▸ **Aim**
Examine the records and identify each line that includes the string "there". Copy those lines.
* * * *
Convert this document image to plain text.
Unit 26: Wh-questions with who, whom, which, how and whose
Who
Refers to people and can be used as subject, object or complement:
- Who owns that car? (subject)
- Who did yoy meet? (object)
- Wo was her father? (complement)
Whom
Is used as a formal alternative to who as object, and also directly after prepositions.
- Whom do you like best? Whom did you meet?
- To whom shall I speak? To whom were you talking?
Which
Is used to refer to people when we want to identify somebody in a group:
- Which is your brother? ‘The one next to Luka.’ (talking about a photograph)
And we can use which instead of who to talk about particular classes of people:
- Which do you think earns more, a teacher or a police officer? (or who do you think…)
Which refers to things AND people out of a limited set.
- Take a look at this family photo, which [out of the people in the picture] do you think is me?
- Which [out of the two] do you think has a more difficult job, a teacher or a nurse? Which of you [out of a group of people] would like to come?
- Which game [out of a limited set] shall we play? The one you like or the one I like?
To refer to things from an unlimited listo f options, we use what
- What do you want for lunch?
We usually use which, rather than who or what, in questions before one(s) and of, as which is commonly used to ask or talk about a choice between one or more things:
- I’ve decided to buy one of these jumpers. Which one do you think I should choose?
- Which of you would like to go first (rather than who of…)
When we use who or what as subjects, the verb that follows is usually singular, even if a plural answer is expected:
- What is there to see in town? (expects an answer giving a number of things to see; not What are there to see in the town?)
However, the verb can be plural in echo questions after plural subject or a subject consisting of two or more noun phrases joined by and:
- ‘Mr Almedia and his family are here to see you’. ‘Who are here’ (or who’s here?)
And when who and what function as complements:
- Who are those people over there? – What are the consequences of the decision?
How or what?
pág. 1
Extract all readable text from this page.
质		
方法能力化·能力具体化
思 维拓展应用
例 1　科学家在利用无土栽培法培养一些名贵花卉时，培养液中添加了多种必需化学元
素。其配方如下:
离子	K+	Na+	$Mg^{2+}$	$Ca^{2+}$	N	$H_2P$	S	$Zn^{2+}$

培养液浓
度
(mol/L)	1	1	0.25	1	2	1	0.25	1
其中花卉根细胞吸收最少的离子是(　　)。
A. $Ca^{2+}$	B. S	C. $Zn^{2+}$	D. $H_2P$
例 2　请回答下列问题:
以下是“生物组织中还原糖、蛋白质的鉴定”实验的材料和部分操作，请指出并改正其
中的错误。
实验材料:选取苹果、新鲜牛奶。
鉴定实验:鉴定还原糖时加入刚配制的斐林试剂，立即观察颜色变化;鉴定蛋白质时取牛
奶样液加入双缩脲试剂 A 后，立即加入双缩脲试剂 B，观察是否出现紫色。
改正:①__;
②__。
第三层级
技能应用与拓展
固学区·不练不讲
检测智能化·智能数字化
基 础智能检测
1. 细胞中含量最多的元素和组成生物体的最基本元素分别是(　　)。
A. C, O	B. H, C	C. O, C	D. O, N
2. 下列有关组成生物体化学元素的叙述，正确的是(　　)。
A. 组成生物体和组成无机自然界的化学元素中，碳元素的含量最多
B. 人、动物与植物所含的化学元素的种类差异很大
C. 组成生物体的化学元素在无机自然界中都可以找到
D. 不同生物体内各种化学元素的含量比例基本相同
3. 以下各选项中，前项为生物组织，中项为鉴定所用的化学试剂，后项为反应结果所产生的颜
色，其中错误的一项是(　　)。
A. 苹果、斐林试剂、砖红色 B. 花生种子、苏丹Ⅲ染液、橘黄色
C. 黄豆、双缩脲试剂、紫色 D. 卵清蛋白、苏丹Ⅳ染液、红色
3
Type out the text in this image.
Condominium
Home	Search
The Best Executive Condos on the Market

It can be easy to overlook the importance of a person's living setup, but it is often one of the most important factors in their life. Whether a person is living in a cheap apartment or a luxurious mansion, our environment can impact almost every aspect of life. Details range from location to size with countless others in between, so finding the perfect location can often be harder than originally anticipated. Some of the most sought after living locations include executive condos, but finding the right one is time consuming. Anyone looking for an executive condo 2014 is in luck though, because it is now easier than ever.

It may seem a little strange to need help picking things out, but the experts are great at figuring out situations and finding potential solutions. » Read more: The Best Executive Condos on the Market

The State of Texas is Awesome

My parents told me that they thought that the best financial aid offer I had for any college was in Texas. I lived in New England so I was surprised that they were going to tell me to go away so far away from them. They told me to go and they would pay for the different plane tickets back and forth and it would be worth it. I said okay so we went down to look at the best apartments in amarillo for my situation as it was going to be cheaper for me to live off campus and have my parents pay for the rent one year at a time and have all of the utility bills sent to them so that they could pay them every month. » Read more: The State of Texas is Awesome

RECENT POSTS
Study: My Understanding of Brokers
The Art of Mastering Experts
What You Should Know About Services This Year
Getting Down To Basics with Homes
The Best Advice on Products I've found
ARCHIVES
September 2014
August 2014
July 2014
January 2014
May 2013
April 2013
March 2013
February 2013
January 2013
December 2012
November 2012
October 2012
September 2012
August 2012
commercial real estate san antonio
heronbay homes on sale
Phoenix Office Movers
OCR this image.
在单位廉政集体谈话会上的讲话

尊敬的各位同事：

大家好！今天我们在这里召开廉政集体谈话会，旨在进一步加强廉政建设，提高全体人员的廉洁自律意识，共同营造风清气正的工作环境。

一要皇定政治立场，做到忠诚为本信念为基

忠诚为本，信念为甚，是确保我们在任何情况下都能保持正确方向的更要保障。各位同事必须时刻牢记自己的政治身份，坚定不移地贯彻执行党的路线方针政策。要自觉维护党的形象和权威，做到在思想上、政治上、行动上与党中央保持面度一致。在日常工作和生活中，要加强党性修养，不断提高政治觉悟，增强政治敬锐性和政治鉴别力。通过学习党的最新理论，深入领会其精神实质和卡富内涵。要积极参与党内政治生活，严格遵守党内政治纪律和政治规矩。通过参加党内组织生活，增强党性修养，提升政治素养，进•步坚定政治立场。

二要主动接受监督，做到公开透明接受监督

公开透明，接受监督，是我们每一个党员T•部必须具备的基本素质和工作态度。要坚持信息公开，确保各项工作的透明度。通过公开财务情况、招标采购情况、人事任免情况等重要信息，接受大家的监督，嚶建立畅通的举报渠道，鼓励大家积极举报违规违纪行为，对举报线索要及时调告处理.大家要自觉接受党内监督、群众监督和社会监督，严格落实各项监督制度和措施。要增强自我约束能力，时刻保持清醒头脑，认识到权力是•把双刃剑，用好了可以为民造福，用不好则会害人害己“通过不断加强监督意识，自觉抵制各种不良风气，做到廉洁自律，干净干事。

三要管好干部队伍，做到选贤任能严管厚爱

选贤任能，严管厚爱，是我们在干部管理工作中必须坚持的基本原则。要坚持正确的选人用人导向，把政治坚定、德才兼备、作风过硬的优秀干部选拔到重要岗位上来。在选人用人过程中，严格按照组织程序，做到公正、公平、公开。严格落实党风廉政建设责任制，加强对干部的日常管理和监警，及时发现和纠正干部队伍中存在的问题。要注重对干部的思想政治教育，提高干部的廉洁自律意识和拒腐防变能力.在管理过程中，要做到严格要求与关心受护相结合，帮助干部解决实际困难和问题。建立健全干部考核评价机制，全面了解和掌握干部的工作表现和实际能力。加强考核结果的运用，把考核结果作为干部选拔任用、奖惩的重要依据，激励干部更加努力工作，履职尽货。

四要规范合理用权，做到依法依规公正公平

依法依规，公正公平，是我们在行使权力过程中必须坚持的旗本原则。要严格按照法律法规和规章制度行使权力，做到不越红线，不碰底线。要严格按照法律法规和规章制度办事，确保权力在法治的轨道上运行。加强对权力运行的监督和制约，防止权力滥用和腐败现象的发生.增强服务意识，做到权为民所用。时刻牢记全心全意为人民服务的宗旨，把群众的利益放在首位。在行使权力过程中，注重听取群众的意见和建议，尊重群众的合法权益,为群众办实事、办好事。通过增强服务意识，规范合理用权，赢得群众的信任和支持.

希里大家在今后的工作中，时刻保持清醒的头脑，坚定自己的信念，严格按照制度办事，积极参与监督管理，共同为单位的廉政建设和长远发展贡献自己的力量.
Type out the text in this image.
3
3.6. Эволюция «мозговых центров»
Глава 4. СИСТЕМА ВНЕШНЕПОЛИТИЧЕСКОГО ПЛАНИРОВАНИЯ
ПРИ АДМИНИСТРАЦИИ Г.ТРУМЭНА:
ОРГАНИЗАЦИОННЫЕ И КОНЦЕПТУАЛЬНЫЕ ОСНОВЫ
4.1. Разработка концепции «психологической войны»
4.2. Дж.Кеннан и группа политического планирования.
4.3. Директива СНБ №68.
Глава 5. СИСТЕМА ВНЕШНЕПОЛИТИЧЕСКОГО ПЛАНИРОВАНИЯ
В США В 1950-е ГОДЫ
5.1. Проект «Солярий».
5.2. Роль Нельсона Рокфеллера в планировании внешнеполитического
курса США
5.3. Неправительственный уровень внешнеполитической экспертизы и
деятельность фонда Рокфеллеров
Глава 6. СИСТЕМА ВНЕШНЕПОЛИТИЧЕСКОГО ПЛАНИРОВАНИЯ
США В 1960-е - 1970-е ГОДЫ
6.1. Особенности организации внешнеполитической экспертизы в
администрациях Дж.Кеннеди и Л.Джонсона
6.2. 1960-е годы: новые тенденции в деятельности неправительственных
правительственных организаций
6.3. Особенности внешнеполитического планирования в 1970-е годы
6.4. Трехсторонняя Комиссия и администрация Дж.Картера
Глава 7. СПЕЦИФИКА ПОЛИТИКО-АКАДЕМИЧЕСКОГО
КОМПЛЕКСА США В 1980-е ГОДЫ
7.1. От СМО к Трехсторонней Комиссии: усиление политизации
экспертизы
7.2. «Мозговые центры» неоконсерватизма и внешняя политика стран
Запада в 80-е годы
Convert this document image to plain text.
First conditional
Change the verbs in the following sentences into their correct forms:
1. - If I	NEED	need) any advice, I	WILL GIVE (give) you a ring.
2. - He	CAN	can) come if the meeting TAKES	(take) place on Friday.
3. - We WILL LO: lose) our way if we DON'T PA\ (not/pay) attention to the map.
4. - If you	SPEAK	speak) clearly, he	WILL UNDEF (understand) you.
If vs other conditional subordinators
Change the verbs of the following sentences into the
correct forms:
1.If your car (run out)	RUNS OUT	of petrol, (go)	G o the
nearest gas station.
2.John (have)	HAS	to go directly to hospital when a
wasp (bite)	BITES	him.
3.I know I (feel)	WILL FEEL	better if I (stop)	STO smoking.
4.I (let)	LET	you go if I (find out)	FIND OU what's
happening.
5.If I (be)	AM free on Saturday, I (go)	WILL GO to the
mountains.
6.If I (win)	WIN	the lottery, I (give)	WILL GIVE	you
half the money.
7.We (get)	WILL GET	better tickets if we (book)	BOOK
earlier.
* * * *
▸ **The reply**
- What is there to see in town? (expects an answer giving a number of things to see; not What are there to see in the town?)
- Who are those people over there? – What are the consequences of the decision?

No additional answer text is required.